ITEMS
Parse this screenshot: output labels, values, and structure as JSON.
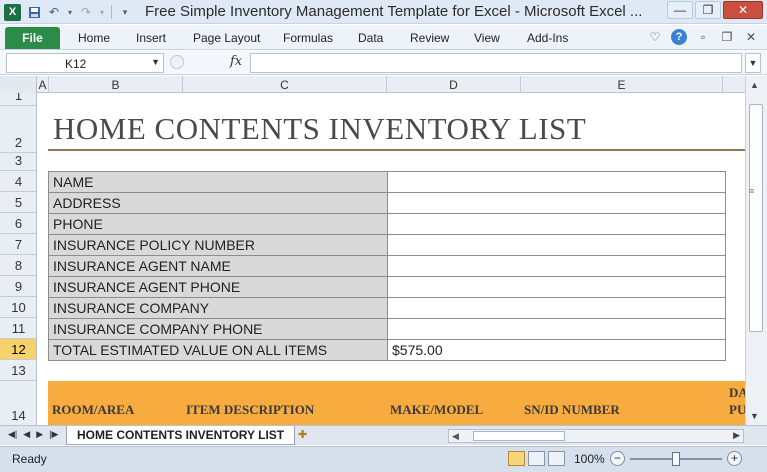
{
  "window": {
    "title": "Free Simple Inventory Management Template for Excel  -  Microsoft Excel ...",
    "app_icon_letter": "X"
  },
  "ribbon": {
    "file_label": "File",
    "tabs": [
      "Home",
      "Insert",
      "Page Layout",
      "Formulas",
      "Data",
      "Review",
      "View",
      "Add-Ins"
    ]
  },
  "formula_bar": {
    "name_box": "K12",
    "fx_label": "fx",
    "formula": ""
  },
  "columns": [
    "A",
    "B",
    "C",
    "D",
    "E"
  ],
  "rows": [
    "1",
    "2",
    "3",
    "4",
    "5",
    "6",
    "7",
    "8",
    "9",
    "10",
    "11",
    "12",
    "13",
    "14"
  ],
  "active_row": "12",
  "sheet": {
    "title": "HOME CONTENTS INVENTORY LIST",
    "info": [
      {
        "label": "NAME",
        "value": ""
      },
      {
        "label": "ADDRESS",
        "value": ""
      },
      {
        "label": "PHONE",
        "value": ""
      },
      {
        "label": "INSURANCE POLICY NUMBER",
        "value": ""
      },
      {
        "label": "INSURANCE AGENT NAME",
        "value": ""
      },
      {
        "label": "INSURANCE AGENT PHONE",
        "value": ""
      },
      {
        "label": "INSURANCE COMPANY",
        "value": ""
      },
      {
        "label": "INSURANCE COMPANY PHONE",
        "value": ""
      },
      {
        "label": "TOTAL ESTIMATED VALUE ON ALL ITEMS",
        "value": "$575.00"
      }
    ],
    "table_headers": [
      "ROOM/AREA",
      "ITEM DESCRIPTION",
      "MAKE/MODEL",
      "SN/ID NUMBER"
    ],
    "cut_header_top": "DA",
    "cut_header_bottom": "PU"
  },
  "sheet_tab": "HOME CONTENTS INVENTORY LIST",
  "status": {
    "text": "Ready",
    "zoom": "100%"
  },
  "colors": {
    "header_band": "#f8ac3f",
    "label_fill": "#d9d9d9",
    "file_tab": "#2a8c46",
    "active_row": "#f7d26a"
  }
}
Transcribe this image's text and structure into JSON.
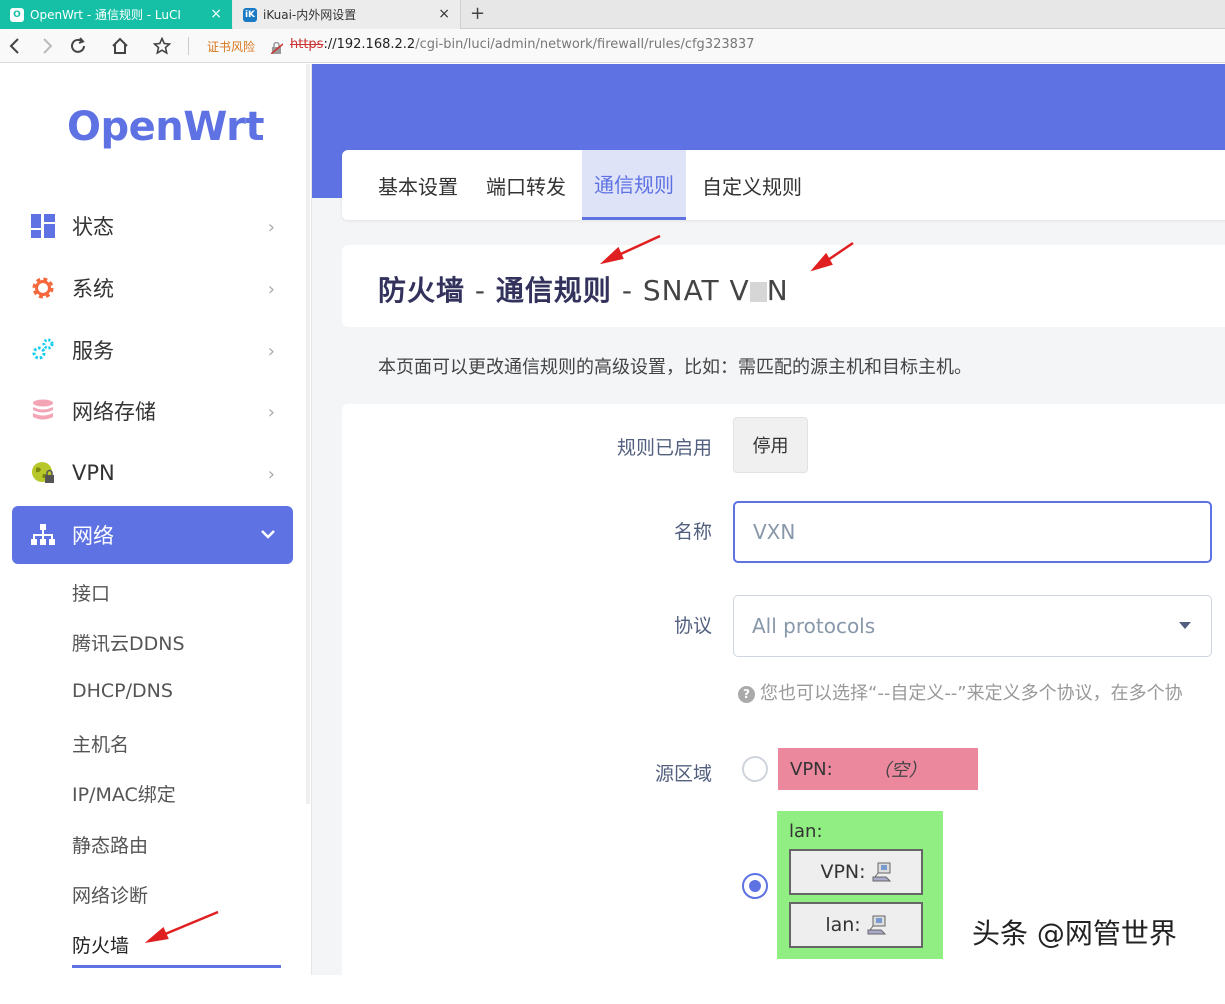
{
  "browser": {
    "tabs": [
      {
        "title": "OpenWrt - 通信规则 - LuCI",
        "favicon": "openwrt-icon",
        "active": true
      },
      {
        "title": "iKuai-内外网设置",
        "favicon": "ikuai-icon",
        "active": false
      }
    ],
    "cert_warning": "证书风险",
    "url_scheme": "https",
    "url_host": "://192.168.2.2",
    "url_path": "/cgi-bin/luci/admin/network/firewall/rules/cfg323837",
    "new_tab": "+",
    "close": "×"
  },
  "sidebar": {
    "logo": "OpenWrt",
    "menu": [
      {
        "label": "状态",
        "icon": "dashboard-icon"
      },
      {
        "label": "系统",
        "icon": "gear-icon"
      },
      {
        "label": "服务",
        "icon": "gears-icon"
      },
      {
        "label": "网络存储",
        "icon": "database-icon"
      },
      {
        "label": "VPN",
        "icon": "globe-lock-icon"
      },
      {
        "label": "网络",
        "icon": "network-icon",
        "active": true
      }
    ],
    "submenu": [
      "接口",
      "腾讯云DDNS",
      "DHCP/DNS",
      "主机名",
      "IP/MAC绑定",
      "静态路由",
      "网络诊断",
      "防火墙"
    ],
    "active_submenu": "防火墙"
  },
  "nav_tabs": [
    "基本设置",
    "端口转发",
    "通信规则",
    "自定义规则"
  ],
  "active_tab": "通信规则",
  "title": {
    "part1": "防火墙",
    "sep1": " - ",
    "part2": "通信规则",
    "sep2": " - ",
    "part3": "SNAT V",
    "part3_end": "N"
  },
  "description": "本页面可以更改通信规则的高级设置，比如：需匹配的源主机和目标主机。",
  "form": {
    "enabled_label": "规则已启用",
    "enabled_button": "停用",
    "name_label": "名称",
    "name_value": "VXN",
    "protocol_label": "协议",
    "protocol_value": "All protocols",
    "protocol_hint": "您也可以选择“--自定义--”来定义多个协议，在多个协",
    "source_zone_label": "源区域",
    "zones": {
      "vpn_label": "VPN:",
      "vpn_empty": "（空）",
      "lan_title": "lan:",
      "lan_children": [
        "VPN:",
        "lan:"
      ]
    }
  },
  "watermark": "头条 @网管世界",
  "colors": {
    "accent": "#5e72e4",
    "tab_green": "#16c0a6",
    "zone_vpn": "#ec889e",
    "zone_lan": "#90ee82",
    "arrow": "#e02020"
  }
}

REQUIREMENT
Print the listing above in full, exactly as written. Omit any pictures.

PROBLEM SOLUTION
Parse this screenshot: output labels, values, and structure as JSON.
{
  "window": {
    "title": "Free Simple Inventory Management Template for Excel  -  Microsoft Excel ...",
    "app_icon_letter": "X"
  },
  "ribbon": {
    "file_label": "File",
    "tabs": [
      "Home",
      "Insert",
      "Page Layout",
      "Formulas",
      "Data",
      "Review",
      "View",
      "Add-Ins"
    ]
  },
  "formula_bar": {
    "name_box": "K12",
    "fx_label": "fx",
    "formula": ""
  },
  "columns": [
    "A",
    "B",
    "C",
    "D",
    "E"
  ],
  "rows": [
    "1",
    "2",
    "3",
    "4",
    "5",
    "6",
    "7",
    "8",
    "9",
    "10",
    "11",
    "12",
    "13",
    "14"
  ],
  "active_row": "12",
  "sheet": {
    "title": "HOME CONTENTS INVENTORY LIST",
    "info": [
      {
        "label": "NAME",
        "value": ""
      },
      {
        "label": "ADDRESS",
        "value": ""
      },
      {
        "label": "PHONE",
        "value": ""
      },
      {
        "label": "INSURANCE POLICY NUMBER",
        "value": ""
      },
      {
        "label": "INSURANCE AGENT NAME",
        "value": ""
      },
      {
        "label": "INSURANCE AGENT PHONE",
        "value": ""
      },
      {
        "label": "INSURANCE COMPANY",
        "value": ""
      },
      {
        "label": "INSURANCE COMPANY PHONE",
        "value": ""
      },
      {
        "label": "TOTAL ESTIMATED VALUE ON ALL ITEMS",
        "value": "$575.00"
      }
    ],
    "table_headers": [
      "ROOM/AREA",
      "ITEM DESCRIPTION",
      "MAKE/MODEL",
      "SN/ID NUMBER"
    ],
    "cut_header_top": "DA",
    "cut_header_bottom": "PU"
  },
  "sheet_tab": "HOME CONTENTS INVENTORY LIST",
  "status": {
    "text": "Ready",
    "zoom": "100%"
  },
  "colors": {
    "header_band": "#f8ac3f",
    "label_fill": "#d9d9d9",
    "file_tab": "#2a8c46",
    "active_row": "#f7d26a"
  }
}
Transcribe this image's text and structure into JSON.
{
  "browser": {
    "tabs": [
      {
        "title": "OpenWrt - 通信规则 - LuCI",
        "favicon": "openwrt-icon",
        "active": true
      },
      {
        "title": "iKuai-内外网设置",
        "favicon": "ikuai-icon",
        "active": false
      }
    ],
    "cert_warning": "证书风险",
    "url_scheme": "https",
    "url_host": "://192.168.2.2",
    "url_path": "/cgi-bin/luci/admin/network/firewall/rules/cfg323837",
    "new_tab": "+",
    "close": "×"
  },
  "sidebar": {
    "logo": "OpenWrt",
    "menu": [
      {
        "label": "状态",
        "icon": "dashboard-icon"
      },
      {
        "label": "系统",
        "icon": "gear-icon"
      },
      {
        "label": "服务",
        "icon": "gears-icon"
      },
      {
        "label": "网络存储",
        "icon": "database-icon"
      },
      {
        "label": "VPN",
        "icon": "globe-lock-icon"
      },
      {
        "label": "网络",
        "icon": "network-icon",
        "active": true
      }
    ],
    "submenu": [
      "接口",
      "腾讯云DDNS",
      "DHCP/DNS",
      "主机名",
      "IP/MAC绑定",
      "静态路由",
      "网络诊断",
      "防火墙"
    ],
    "active_submenu": "防火墙"
  },
  "nav_tabs": [
    "基本设置",
    "端口转发",
    "通信规则",
    "自定义规则"
  ],
  "active_tab": "通信规则",
  "title": {
    "part1": "防火墙",
    "sep1": " - ",
    "part2": "通信规则",
    "sep2": " - ",
    "part3": "SNAT V",
    "part3_end": "N"
  },
  "description": "本页面可以更改通信规则的高级设置，比如：需匹配的源主机和目标主机。",
  "form": {
    "enabled_label": "规则已启用",
    "enabled_button": "停用",
    "name_label": "名称",
    "name_value": "VXN",
    "protocol_label": "协议",
    "protocol_value": "All protocols",
    "protocol_hint": "您也可以选择“--自定义--”来定义多个协议，在多个协",
    "source_zone_label": "源区域",
    "zones": {
      "vpn_label": "VPN:",
      "vpn_empty": "（空）",
      "lan_title": "lan:",
      "lan_children": [
        "VPN:",
        "lan:"
      ]
    }
  },
  "watermark": "头条 @网管世界",
  "colors": {
    "accent": "#5e72e4",
    "tab_green": "#16c0a6",
    "zone_vpn": "#ec889e",
    "zone_lan": "#90ee82",
    "arrow": "#e02020"
  }
}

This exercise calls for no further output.